# REQUIREMENT
Look through the lines below and extract any with the word "only".

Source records
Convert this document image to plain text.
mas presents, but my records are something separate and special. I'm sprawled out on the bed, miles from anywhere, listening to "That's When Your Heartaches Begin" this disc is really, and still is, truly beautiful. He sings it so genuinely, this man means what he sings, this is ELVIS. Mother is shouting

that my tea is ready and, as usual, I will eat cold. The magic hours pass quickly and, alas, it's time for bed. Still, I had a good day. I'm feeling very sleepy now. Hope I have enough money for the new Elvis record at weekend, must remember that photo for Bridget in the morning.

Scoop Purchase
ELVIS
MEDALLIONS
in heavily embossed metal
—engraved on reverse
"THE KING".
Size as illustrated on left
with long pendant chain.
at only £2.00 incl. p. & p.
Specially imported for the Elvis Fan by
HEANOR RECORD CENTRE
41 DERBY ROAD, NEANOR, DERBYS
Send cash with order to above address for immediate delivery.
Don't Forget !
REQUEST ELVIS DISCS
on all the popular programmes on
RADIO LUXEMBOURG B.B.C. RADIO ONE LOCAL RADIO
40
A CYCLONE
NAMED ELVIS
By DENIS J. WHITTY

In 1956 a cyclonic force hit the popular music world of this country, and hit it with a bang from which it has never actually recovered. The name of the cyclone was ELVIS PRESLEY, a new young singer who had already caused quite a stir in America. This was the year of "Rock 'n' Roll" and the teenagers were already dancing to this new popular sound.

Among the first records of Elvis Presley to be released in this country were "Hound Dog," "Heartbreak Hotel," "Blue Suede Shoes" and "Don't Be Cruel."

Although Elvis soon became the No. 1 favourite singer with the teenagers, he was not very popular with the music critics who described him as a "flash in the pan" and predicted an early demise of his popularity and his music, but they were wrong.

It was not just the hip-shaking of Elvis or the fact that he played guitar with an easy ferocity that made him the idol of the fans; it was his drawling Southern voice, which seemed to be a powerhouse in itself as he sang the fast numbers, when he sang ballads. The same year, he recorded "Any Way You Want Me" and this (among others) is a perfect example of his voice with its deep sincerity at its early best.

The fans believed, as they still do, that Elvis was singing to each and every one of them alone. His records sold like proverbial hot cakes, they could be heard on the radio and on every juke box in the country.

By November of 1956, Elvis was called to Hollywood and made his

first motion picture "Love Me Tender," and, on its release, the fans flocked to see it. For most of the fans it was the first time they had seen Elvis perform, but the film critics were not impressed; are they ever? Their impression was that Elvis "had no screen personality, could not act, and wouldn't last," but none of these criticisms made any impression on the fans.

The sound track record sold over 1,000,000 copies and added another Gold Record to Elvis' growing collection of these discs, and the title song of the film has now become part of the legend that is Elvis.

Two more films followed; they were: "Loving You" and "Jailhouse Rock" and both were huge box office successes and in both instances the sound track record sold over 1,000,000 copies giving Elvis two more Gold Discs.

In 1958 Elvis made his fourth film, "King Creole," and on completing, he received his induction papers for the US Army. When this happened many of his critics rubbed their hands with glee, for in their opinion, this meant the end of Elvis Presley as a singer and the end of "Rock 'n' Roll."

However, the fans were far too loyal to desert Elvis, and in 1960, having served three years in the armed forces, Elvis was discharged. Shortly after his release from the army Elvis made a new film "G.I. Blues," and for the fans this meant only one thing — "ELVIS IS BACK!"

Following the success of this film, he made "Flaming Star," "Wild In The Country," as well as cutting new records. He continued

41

# IN RESPONSE
at only £2.00 incl. p. & p.
However, the fans were far too loyal to desert Elvis, and in 1960, having served three years in the armed forces, Elvis was discharged. Shortly after his release from the army Elvis made a new film "G.I. Blues," and for the fans this meant only one thing — "ELVIS IS BACK!"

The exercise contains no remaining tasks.